Task - Restate the records in their entirety, word for word.

Data in this exercise -
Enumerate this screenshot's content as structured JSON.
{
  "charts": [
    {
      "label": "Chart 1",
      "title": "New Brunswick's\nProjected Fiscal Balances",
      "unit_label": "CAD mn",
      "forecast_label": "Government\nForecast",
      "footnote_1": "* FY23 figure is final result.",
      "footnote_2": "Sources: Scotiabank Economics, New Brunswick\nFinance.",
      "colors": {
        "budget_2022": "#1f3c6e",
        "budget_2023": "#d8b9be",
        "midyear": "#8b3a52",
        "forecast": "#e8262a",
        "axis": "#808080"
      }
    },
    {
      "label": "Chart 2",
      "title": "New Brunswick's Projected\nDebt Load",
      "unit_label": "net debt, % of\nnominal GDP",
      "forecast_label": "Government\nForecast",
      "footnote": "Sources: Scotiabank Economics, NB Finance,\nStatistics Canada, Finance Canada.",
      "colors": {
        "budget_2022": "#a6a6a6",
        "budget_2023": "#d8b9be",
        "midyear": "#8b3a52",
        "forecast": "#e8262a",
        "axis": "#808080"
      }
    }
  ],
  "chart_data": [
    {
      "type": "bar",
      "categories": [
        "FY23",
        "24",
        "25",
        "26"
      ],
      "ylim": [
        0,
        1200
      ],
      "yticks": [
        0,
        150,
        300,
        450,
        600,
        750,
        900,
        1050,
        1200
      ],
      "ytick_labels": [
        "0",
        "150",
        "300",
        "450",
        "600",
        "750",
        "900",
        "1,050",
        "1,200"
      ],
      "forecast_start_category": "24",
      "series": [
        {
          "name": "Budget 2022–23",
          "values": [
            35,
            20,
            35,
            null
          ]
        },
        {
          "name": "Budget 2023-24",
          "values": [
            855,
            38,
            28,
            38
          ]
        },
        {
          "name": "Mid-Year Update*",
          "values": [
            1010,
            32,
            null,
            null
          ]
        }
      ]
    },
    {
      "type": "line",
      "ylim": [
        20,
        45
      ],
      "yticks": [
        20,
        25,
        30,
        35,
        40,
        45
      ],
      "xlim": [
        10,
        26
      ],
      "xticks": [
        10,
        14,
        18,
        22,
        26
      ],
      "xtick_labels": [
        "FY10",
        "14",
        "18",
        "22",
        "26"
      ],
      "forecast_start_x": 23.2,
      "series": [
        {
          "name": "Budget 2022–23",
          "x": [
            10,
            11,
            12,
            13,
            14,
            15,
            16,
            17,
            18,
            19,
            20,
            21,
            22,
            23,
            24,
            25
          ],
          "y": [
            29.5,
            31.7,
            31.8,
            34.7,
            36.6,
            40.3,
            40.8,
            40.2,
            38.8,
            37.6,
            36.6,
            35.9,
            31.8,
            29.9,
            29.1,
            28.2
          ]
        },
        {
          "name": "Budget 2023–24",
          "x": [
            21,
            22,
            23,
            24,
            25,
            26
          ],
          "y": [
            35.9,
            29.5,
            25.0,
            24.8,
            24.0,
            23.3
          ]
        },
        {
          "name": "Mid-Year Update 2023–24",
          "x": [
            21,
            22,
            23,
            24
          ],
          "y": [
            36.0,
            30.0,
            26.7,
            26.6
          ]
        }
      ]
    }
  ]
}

Reply -
Enumerate this screenshot's content as structured JSON.
{
  "charts": [
    {
      "label": "Chart 1",
      "title": "New Brunswick's\nProjected Fiscal Balances",
      "unit_label": "CAD mn",
      "forecast_label": "Government\nForecast",
      "footnote_1": "* FY23 figure is final result.",
      "footnote_2": "Sources: Scotiabank Economics, New Brunswick\nFinance.",
      "colors": {
        "budget_2022": "#1f3c6e",
        "budget_2023": "#d8b9be",
        "midyear": "#8b3a52",
        "forecast": "#e8262a",
        "axis": "#808080"
      }
    },
    {
      "label": "Chart 2",
      "title": "New Brunswick's Projected\nDebt Load",
      "unit_label": "net debt, % of\nnominal GDP",
      "forecast_label": "Government\nForecast",
      "footnote": "Sources: Scotiabank Economics, NB Finance,\nStatistics Canada, Finance Canada.",
      "colors": {
        "budget_2022": "#a6a6a6",
        "budget_2023": "#d8b9be",
        "midyear": "#8b3a52",
        "forecast": "#e8262a",
        "axis": "#808080"
      }
    }
  ],
  "chart_data": [
    {
      "type": "bar",
      "categories": [
        "FY23",
        "24",
        "25",
        "26"
      ],
      "ylim": [
        0,
        1200
      ],
      "yticks": [
        0,
        150,
        300,
        450,
        600,
        750,
        900,
        1050,
        1200
      ],
      "ytick_labels": [
        "0",
        "150",
        "300",
        "450",
        "600",
        "750",
        "900",
        "1,050",
        "1,200"
      ],
      "forecast_start_category": "24",
      "series": [
        {
          "name": "Budget 2022–23",
          "values": [
            35,
            20,
            35,
            null
          ]
        },
        {
          "name": "Budget 2023-24",
          "values": [
            855,
            38,
            28,
            38
          ]
        },
        {
          "name": "Mid-Year Update*",
          "values": [
            1010,
            32,
            null,
            null
          ]
        }
      ]
    },
    {
      "type": "line",
      "ylim": [
        20,
        45
      ],
      "yticks": [
        20,
        25,
        30,
        35,
        40,
        45
      ],
      "xlim": [
        10,
        26
      ],
      "xticks": [
        10,
        14,
        18,
        22,
        26
      ],
      "xtick_labels": [
        "FY10",
        "14",
        "18",
        "22",
        "26"
      ],
      "forecast_start_x": 23.2,
      "series": [
        {
          "name": "Budget 2022–23",
          "x": [
            10,
            11,
            12,
            13,
            14,
            15,
            16,
            17,
            18,
            19,
            20,
            21,
            22,
            23,
            24,
            25
          ],
          "y": [
            29.5,
            31.7,
            31.8,
            34.7,
            36.6,
            40.3,
            40.8,
            40.2,
            38.8,
            37.6,
            36.6,
            35.9,
            31.8,
            29.9,
            29.1,
            28.2
          ]
        },
        {
          "name": "Budget 2023–24",
          "x": [
            21,
            22,
            23,
            24,
            25,
            26
          ],
          "y": [
            35.9,
            29.5,
            25.0,
            24.8,
            24.0,
            23.3
          ]
        },
        {
          "name": "Mid-Year Update 2023–24",
          "x": [
            21,
            22,
            23,
            24
          ],
          "y": [
            36.0,
            30.0,
            26.7,
            26.6
          ]
        }
      ]
    }
  ]
}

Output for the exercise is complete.